▶ _Task to complete_: Write out all of the entries exactly as given.

▶ _Excerpted records_:
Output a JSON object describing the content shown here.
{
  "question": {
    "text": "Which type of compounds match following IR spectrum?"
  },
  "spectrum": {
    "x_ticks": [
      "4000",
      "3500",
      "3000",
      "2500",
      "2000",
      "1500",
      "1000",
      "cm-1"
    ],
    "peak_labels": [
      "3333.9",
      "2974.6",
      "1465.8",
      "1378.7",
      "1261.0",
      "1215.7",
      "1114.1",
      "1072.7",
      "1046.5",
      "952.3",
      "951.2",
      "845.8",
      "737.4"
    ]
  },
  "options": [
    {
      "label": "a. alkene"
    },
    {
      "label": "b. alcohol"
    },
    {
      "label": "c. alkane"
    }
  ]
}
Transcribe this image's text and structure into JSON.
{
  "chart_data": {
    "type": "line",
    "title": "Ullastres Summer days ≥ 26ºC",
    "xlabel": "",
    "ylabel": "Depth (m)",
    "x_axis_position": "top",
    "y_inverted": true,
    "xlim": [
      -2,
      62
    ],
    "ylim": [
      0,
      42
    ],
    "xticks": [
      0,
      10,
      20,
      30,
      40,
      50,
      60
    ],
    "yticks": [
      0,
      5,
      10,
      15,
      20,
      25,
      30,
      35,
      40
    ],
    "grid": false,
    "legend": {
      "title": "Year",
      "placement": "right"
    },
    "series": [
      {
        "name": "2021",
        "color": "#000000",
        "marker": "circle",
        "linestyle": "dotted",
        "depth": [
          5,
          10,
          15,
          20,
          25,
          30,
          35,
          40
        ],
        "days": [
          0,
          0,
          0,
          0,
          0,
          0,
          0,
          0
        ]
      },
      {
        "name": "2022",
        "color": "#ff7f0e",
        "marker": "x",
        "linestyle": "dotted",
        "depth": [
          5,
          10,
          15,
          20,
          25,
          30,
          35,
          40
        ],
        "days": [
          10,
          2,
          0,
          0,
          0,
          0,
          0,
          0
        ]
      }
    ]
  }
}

▶ _Output below_:
Output a JSON object describing the content shown here.
{
  "question": {
    "text": "Which type of compounds match following IR spectrum?"
  },
  "spectrum": {
    "x_ticks": [
      "4000",
      "3500",
      "3000",
      "2500",
      "2000",
      "1500",
      "1000",
      "cm-1"
    ],
    "peak_labels": [
      "3333.9",
      "2974.6",
      "1465.8",
      "1378.7",
      "1261.0",
      "1215.7",
      "1114.1",
      "1072.7",
      "1046.5",
      "952.3",
      "951.2",
      "845.8",
      "737.4"
    ]
  },
  "options": [
    {
      "label": "a. alkene"
    },
    {
      "label": "b. alcohol"
    },
    {
      "label": "c. alkane"
    }
  ]
}
Transcribe this image's text and structure into JSON.
{
  "chart_data": {
    "type": "line",
    "title": "Ullastres Summer days ≥ 26ºC",
    "xlabel": "",
    "ylabel": "Depth (m)",
    "x_axis_position": "top",
    "y_inverted": true,
    "xlim": [
      -2,
      62
    ],
    "ylim": [
      0,
      42
    ],
    "xticks": [
      0,
      10,
      20,
      30,
      40,
      50,
      60
    ],
    "yticks": [
      0,
      5,
      10,
      15,
      20,
      25,
      30,
      35,
      40
    ],
    "grid": false,
    "legend": {
      "title": "Year",
      "placement": "right"
    },
    "series": [
      {
        "name": "2021",
        "color": "#000000",
        "marker": "circle",
        "linestyle": "dotted",
        "depth": [
          5,
          10,
          15,
          20,
          25,
          30,
          35,
          40
        ],
        "days": [
          0,
          0,
          0,
          0,
          0,
          0,
          0,
          0
        ]
      },
      {
        "name": "2022",
        "color": "#ff7f0e",
        "marker": "x",
        "linestyle": "dotted",
        "depth": [
          5,
          10,
          15,
          20,
          25,
          30,
          35,
          40
        ],
        "days": [
          10,
          2,
          0,
          0,
          0,
          0,
          0,
          0
        ]
      }
    ]
  }
}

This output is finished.